- What to do
Where a line of the listing below includes the word "Perioada", reproduce that line.

- Given entries
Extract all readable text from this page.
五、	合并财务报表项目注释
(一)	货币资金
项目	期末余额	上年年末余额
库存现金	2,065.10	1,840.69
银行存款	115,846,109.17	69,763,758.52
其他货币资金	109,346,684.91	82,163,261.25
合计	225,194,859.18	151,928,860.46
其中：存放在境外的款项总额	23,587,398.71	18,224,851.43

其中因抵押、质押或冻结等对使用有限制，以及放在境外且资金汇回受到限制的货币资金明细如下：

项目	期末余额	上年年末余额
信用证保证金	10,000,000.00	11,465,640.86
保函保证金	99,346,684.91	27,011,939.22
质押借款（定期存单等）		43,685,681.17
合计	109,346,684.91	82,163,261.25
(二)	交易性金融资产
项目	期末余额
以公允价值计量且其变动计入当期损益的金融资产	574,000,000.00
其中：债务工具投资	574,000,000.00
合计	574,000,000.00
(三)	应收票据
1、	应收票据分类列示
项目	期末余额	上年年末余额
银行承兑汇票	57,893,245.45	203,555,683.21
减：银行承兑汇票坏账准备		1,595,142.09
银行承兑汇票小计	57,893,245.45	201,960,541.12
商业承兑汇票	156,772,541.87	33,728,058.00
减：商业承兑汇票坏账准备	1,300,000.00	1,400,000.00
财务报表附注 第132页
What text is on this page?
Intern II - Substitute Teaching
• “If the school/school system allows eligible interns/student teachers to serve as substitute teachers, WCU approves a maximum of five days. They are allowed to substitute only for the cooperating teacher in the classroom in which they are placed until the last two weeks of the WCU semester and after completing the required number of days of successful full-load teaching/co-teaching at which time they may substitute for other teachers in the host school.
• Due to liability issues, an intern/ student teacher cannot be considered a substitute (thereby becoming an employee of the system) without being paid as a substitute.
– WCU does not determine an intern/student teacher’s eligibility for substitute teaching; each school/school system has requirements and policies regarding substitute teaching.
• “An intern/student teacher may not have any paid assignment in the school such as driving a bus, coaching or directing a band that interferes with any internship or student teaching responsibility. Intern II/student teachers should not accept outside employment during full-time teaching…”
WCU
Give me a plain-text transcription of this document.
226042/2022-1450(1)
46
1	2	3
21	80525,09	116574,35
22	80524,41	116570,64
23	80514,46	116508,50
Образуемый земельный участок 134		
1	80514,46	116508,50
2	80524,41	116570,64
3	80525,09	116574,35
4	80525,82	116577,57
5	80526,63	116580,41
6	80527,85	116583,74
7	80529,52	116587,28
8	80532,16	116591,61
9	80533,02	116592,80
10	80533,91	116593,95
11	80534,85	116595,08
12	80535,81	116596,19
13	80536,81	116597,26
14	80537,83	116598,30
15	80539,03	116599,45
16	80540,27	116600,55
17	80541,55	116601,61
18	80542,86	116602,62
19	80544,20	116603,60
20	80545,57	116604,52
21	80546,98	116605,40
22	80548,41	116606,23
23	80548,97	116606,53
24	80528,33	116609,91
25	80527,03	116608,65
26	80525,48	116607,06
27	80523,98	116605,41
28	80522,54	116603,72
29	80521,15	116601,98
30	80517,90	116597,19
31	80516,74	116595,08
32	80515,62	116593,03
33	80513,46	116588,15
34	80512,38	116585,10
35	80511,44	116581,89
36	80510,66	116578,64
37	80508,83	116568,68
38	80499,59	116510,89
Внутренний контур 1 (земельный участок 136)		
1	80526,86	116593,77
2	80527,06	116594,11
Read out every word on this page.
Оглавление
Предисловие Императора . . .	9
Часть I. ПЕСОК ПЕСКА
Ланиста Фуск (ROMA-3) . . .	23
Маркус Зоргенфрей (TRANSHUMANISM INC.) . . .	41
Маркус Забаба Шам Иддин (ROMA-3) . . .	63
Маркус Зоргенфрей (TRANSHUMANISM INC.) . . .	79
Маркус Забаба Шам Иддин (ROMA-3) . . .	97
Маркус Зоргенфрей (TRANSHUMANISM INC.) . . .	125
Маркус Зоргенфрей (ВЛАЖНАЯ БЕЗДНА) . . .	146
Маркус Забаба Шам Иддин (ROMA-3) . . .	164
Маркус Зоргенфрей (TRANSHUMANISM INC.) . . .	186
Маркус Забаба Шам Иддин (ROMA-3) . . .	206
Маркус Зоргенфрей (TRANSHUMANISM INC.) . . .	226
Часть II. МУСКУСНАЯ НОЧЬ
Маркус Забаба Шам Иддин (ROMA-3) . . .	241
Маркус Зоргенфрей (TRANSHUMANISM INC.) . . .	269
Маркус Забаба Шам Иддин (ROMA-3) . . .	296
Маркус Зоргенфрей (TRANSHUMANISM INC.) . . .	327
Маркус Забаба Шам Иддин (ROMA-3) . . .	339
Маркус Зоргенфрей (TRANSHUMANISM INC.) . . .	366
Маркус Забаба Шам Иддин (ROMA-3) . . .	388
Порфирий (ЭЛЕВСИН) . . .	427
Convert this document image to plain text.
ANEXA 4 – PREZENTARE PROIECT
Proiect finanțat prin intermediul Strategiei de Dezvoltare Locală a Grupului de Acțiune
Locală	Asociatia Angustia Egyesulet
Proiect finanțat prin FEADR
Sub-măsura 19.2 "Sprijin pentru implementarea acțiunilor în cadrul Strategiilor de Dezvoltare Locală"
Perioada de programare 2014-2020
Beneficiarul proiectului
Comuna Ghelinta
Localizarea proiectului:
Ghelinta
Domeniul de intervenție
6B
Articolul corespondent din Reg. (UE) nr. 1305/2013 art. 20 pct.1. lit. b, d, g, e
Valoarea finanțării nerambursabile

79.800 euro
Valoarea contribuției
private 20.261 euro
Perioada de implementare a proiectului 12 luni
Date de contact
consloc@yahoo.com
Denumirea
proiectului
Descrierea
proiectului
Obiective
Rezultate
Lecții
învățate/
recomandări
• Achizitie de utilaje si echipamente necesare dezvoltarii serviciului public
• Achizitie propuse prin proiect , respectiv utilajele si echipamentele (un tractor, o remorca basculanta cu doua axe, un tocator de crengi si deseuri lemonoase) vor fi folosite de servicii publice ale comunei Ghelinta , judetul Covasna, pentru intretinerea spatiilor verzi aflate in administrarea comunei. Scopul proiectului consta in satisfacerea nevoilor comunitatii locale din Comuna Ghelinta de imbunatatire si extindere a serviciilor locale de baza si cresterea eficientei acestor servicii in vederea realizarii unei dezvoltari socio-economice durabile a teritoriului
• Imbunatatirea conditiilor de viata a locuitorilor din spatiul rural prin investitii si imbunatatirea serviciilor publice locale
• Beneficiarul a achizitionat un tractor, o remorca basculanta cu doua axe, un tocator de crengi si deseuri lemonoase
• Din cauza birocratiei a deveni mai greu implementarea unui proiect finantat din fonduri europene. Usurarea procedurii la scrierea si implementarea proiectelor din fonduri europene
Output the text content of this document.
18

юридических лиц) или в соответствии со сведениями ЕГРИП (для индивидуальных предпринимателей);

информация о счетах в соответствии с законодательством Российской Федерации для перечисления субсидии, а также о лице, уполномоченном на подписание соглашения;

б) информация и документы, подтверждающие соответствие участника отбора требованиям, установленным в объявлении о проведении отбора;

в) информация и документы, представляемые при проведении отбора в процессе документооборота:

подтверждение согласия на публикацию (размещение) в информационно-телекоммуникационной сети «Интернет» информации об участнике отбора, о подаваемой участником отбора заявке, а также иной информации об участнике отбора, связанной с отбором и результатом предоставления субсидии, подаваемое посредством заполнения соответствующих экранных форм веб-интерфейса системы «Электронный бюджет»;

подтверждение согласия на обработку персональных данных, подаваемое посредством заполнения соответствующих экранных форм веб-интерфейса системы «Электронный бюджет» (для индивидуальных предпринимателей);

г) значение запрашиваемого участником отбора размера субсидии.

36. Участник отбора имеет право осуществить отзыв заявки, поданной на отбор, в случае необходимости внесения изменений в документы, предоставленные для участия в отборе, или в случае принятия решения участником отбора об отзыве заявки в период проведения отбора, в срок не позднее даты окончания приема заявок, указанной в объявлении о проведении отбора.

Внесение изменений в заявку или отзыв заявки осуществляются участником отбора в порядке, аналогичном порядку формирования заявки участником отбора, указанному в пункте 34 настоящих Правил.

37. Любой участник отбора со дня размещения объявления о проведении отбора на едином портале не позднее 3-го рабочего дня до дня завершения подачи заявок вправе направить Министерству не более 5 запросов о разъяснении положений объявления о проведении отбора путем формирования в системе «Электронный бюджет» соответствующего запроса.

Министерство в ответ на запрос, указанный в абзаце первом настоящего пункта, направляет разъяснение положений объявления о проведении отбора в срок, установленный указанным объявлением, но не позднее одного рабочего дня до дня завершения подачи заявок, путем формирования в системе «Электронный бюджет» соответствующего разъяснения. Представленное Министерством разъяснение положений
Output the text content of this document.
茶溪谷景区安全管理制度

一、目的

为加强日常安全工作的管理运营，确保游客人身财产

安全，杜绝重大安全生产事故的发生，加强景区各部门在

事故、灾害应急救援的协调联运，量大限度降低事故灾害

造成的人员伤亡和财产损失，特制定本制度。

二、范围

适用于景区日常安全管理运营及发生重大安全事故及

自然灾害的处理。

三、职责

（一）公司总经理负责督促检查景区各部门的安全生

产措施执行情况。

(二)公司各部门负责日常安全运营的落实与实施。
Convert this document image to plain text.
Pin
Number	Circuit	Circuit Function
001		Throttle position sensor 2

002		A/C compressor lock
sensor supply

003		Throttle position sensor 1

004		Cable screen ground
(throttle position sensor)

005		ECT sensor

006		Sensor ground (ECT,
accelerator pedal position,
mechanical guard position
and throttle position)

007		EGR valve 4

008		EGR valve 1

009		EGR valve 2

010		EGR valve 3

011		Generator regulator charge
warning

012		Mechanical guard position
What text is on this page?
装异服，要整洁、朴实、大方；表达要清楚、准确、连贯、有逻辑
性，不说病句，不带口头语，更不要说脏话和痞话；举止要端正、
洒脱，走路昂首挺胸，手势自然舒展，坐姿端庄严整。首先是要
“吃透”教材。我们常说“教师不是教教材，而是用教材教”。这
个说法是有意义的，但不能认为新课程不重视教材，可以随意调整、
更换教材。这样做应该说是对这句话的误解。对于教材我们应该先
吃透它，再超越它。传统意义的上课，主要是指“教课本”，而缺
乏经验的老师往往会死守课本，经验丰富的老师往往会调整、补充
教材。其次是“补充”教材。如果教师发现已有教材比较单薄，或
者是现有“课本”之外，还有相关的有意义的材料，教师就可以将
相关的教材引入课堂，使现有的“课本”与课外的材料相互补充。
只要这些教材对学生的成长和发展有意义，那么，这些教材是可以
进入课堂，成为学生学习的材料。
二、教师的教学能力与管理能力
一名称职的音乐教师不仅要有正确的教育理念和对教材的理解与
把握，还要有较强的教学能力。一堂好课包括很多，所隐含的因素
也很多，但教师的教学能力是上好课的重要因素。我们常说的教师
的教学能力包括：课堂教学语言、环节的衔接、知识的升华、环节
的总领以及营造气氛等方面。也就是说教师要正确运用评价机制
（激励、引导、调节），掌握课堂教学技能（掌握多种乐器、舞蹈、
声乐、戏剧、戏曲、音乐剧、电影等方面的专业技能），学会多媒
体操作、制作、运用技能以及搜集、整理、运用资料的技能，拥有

- Reply
Perioada de programare 2014-2020
Perioada de implementare a proiectului 12 luni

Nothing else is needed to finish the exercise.